### [Job]
The entries are to be returned exactly, with images left out.

### [Records shown]
-- -- --
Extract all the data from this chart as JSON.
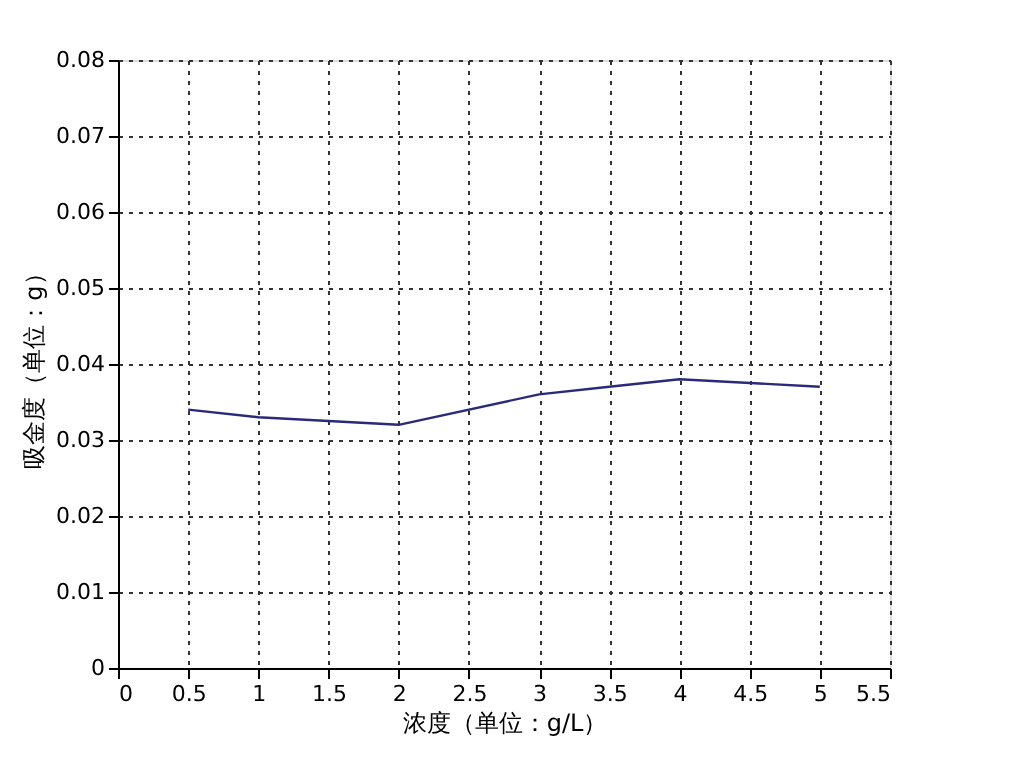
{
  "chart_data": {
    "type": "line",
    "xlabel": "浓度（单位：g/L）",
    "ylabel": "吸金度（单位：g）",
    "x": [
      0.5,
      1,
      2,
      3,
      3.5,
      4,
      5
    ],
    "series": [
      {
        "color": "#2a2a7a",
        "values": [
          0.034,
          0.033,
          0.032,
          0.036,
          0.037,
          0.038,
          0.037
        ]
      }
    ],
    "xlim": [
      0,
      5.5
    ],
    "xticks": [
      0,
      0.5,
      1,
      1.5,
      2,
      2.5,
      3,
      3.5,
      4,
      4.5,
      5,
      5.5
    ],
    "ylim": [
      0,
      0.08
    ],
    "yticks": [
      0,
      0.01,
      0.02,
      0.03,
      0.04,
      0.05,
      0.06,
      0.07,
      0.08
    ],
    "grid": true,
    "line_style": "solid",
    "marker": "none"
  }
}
-- -- --
### [Right answer]
Extract all the data from this chart as JSON.
{
  "chart_data": {
    "type": "line",
    "xlabel": "浓度（单位：g/L）",
    "ylabel": "吸金度（单位：g）",
    "x": [
      0.5,
      1,
      2,
      3,
      3.5,
      4,
      5
    ],
    "series": [
      {
        "color": "#2a2a7a",
        "values": [
          0.034,
          0.033,
          0.032,
          0.036,
          0.037,
          0.038,
          0.037
        ]
      }
    ],
    "xlim": [
      0,
      5.5
    ],
    "xticks": [
      0,
      0.5,
      1,
      1.5,
      2,
      2.5,
      3,
      3.5,
      4,
      4.5,
      5,
      5.5
    ],
    "ylim": [
      0,
      0.08
    ],
    "yticks": [
      0,
      0.01,
      0.02,
      0.03,
      0.04,
      0.05,
      0.06,
      0.07,
      0.08
    ],
    "grid": true,
    "line_style": "solid",
    "marker": "none"
  }
}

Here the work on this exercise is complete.